Report how many lines contain "open", with no other words.

Stored items:
================================

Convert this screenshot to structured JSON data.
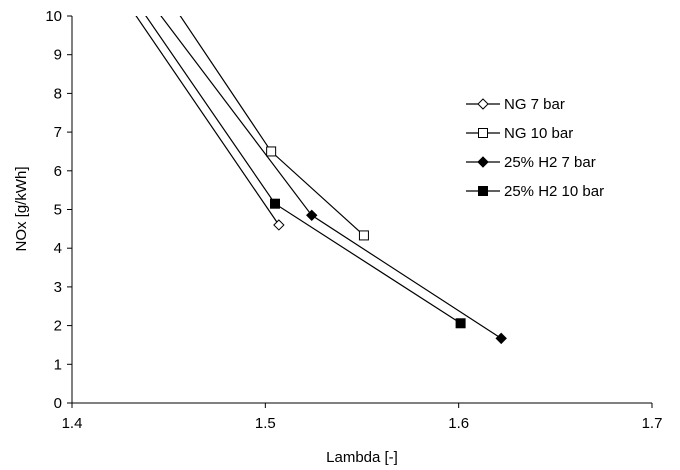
{
  "chart_data": {
    "type": "line",
    "xlabel": "Lambda [-]",
    "ylabel": "NOx [g/kWh]",
    "xlim": [
      1.4,
      1.7
    ],
    "ylim": [
      0,
      10
    ],
    "xticks": [
      "1.4",
      "1.5",
      "1.6",
      "1.7"
    ],
    "yticks": [
      "0",
      "1",
      "2",
      "3",
      "4",
      "5",
      "6",
      "7",
      "8",
      "9",
      "10"
    ],
    "grid": false,
    "legend_position": "right",
    "series": [
      {
        "name": "NG 7 bar",
        "marker": "diamond-open",
        "x": [
          1.425,
          1.507
        ],
        "y": [
          10.6,
          4.6
        ]
      },
      {
        "name": "NG 10 bar",
        "marker": "square-open",
        "x": [
          1.448,
          1.503,
          1.551
        ],
        "y": [
          10.6,
          6.5,
          4.33
        ]
      },
      {
        "name": "25% H2 7 bar",
        "marker": "diamond-filled",
        "x": [
          1.437,
          1.524,
          1.622
        ],
        "y": [
          10.6,
          4.85,
          1.67
        ]
      },
      {
        "name": "25% H2 10 bar",
        "marker": "square-filled",
        "x": [
          1.43,
          1.505,
          1.601
        ],
        "y": [
          10.6,
          5.15,
          2.06
        ]
      }
    ]
  }
}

================================

SOLVED EXERCISE:
2